**Short exercise**
Select all lines holding the word "C两点的电势差为" from the entries that follow.

**Exercise input**
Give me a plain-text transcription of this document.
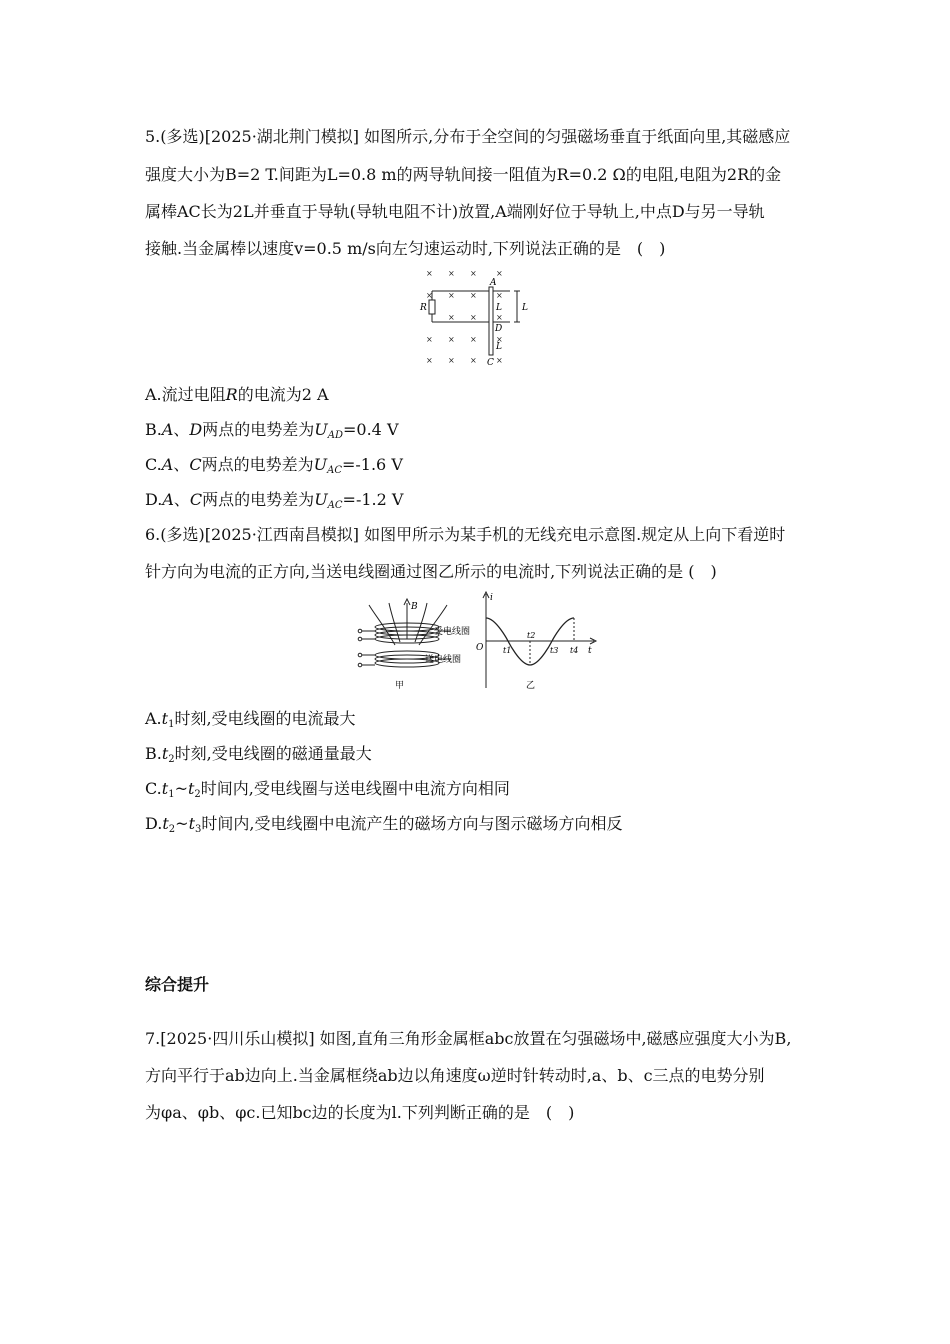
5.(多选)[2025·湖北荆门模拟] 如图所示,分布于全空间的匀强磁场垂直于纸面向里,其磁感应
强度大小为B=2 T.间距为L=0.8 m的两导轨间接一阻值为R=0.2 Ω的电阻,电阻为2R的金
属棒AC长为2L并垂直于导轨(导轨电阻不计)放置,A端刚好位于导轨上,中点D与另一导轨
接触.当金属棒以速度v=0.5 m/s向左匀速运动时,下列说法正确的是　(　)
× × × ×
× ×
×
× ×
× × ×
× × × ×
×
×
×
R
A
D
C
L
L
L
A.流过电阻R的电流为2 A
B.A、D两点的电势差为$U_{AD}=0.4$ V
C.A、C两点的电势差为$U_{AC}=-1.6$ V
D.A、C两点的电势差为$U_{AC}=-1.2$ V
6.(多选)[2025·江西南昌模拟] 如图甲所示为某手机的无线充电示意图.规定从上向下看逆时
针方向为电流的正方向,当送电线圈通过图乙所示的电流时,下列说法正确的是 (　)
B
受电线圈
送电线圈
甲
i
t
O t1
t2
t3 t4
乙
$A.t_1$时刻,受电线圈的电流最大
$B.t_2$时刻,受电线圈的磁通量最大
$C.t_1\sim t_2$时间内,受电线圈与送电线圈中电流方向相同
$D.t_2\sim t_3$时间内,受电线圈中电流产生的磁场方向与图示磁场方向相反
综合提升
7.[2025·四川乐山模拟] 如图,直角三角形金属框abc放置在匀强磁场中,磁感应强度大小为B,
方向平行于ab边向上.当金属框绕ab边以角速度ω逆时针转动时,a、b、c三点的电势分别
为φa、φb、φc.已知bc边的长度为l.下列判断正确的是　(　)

**Correct response**
C.A、C两点的电势差为$U_{AC}=-1.6$ V
D.A、C两点的电势差为$U_{AC}=-1.2$ V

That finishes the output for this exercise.